■ Goal of the exercise:
Write out the full listing exactly as given, minus the images.

[Items listed in a dataset]
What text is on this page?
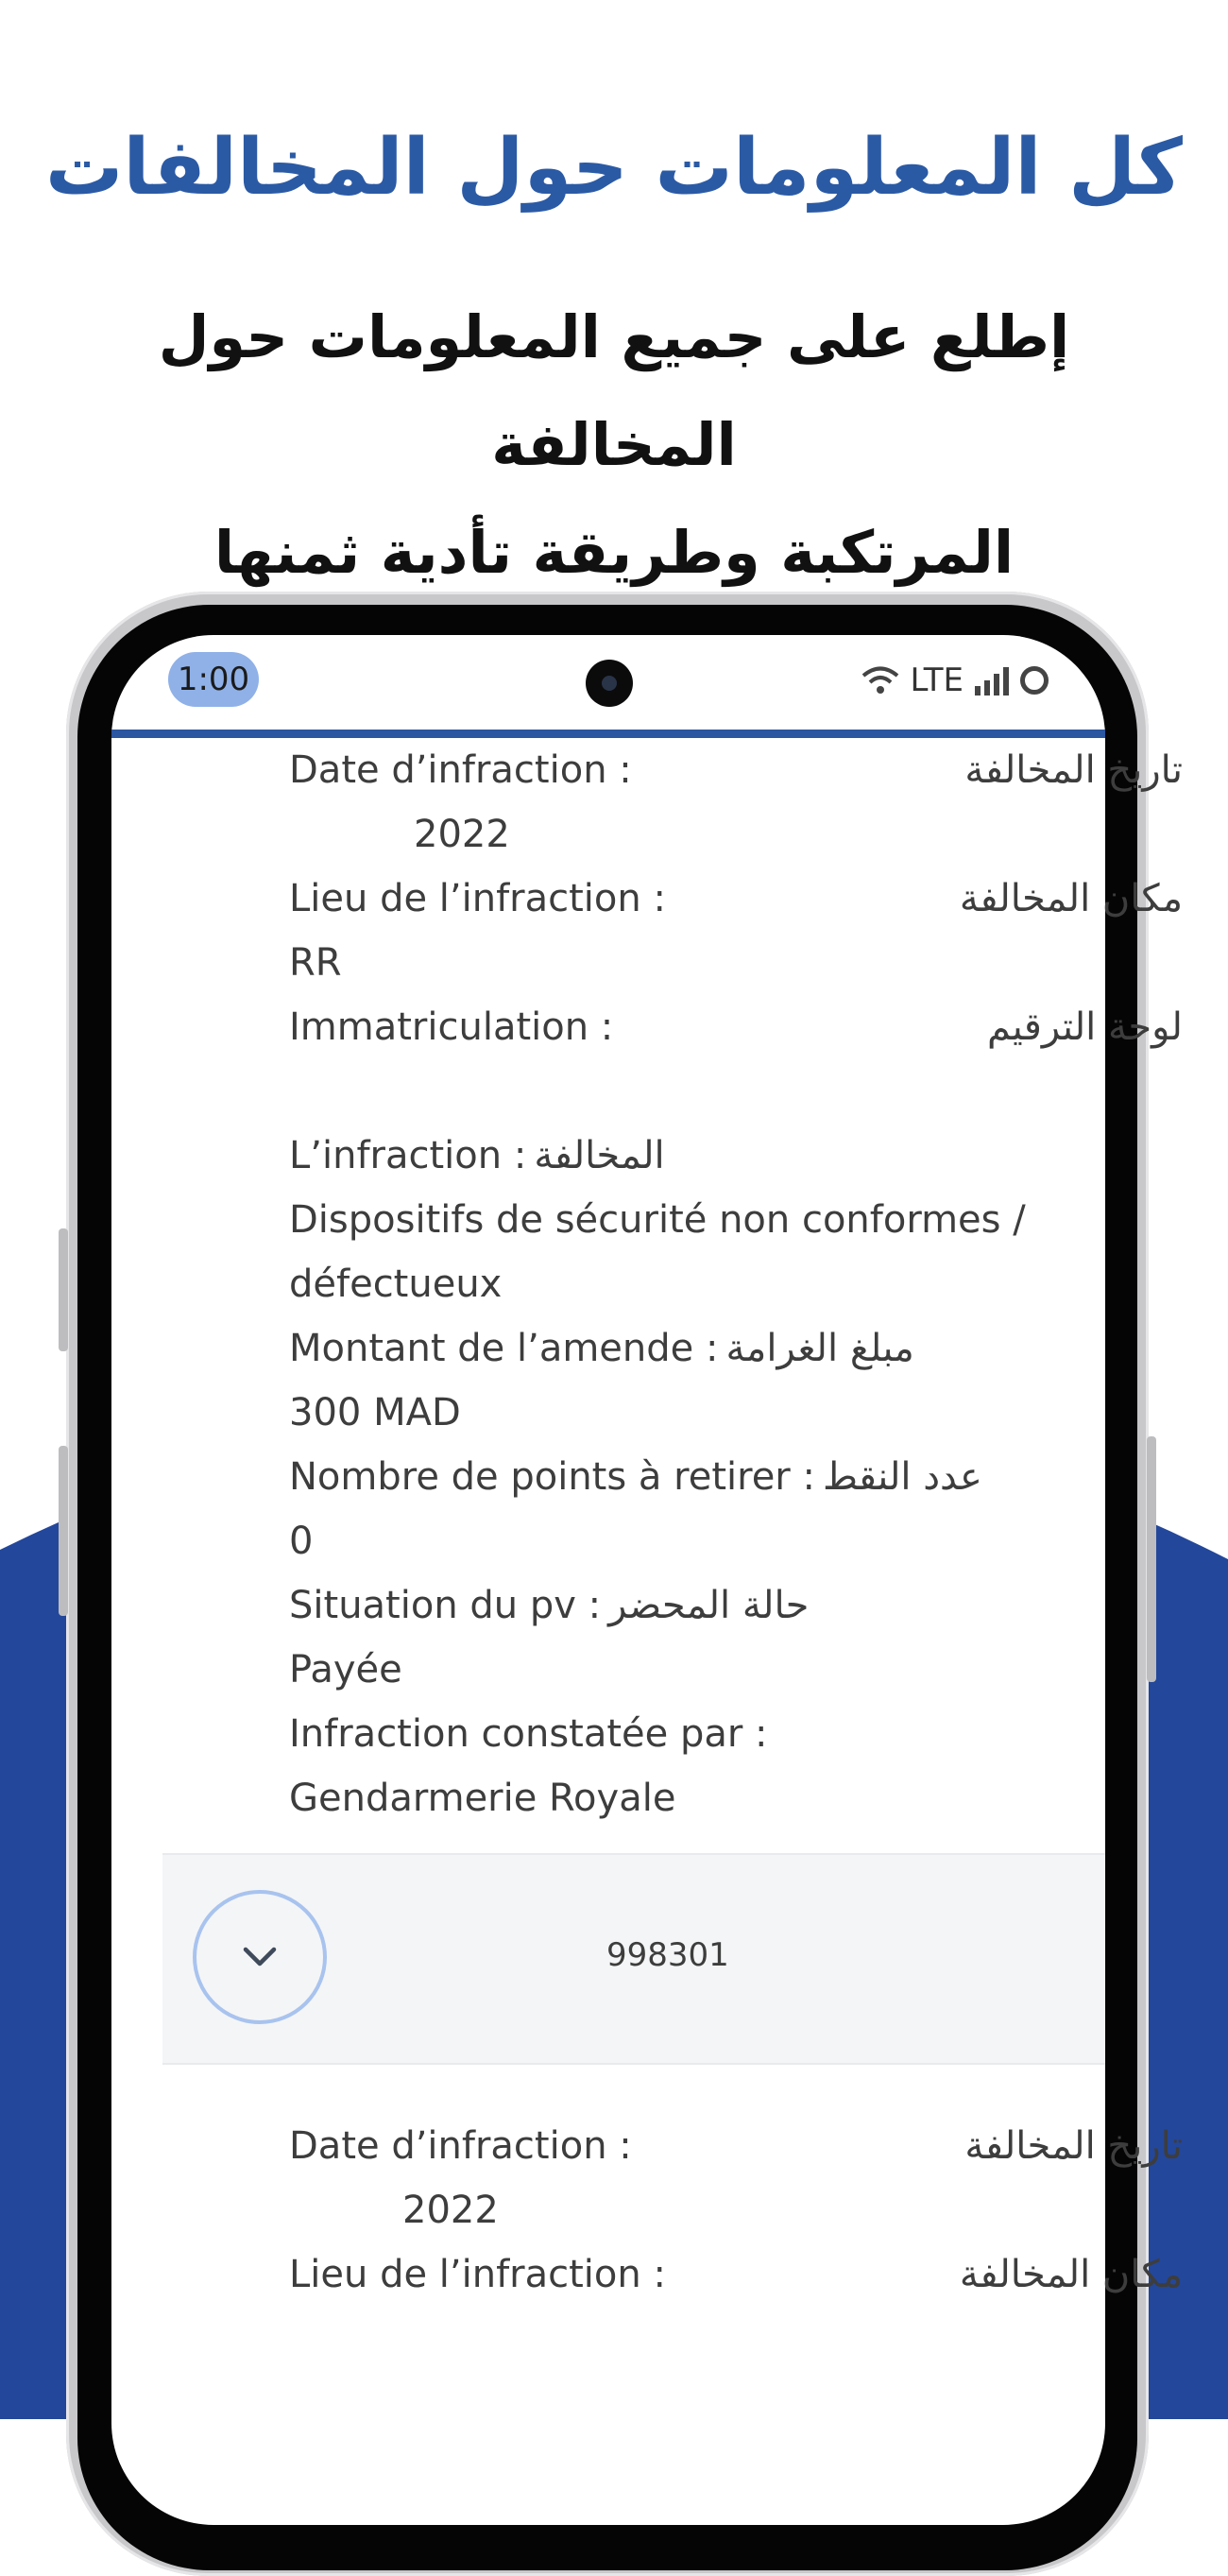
كل المعلومات حول المخالفات
إطلع على جميع المعلومات حول المخالفة
المرتكبة وطريقة تأدية ثمنها
1:00	LTE
Date d’infraction :	تاريخ المخالفة
2022
Lieu de l’infraction :	مكان المخالفة
RR
Immatriculation :	لوحة الترقيم
L’infraction : المخالفة
Dispositifs de sécurité non conformes /
défectueux
Montant de l’amende : مبلغ الغرامة
300 MAD
Nombre de points à retirer : عدد النقط
0
Situation du pv : حالة المحضر
Payée
Infraction constatée par :
Gendarmerie Royale
998301
Date d’infraction :	تاريخ المخالفة
2022
Lieu de l’infraction :	مكان المخالفة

■ Output for this task:
What text is on this page?
كل المعلومات حول المخالفات
إطلع على جميع المعلومات حول المخالفة
المرتكبة وطريقة تأدية ثمنها
1:00	LTE
Date d’infraction :	تاريخ المخالفة
2022
Lieu de l’infraction :	مكان المخالفة
RR
Immatriculation :	لوحة الترقيم
L’infraction : المخالفة
Dispositifs de sécurité non conformes /
défectueux
Montant de l’amende : مبلغ الغرامة
300 MAD
Nombre de points à retirer : عدد النقط
0
Situation du pv : حالة المحضر
Payée
Infraction constatée par :
Gendarmerie Royale
998301
Date d’infraction :	تاريخ المخالفة
2022
Lieu de l’infraction :	مكان المخالفة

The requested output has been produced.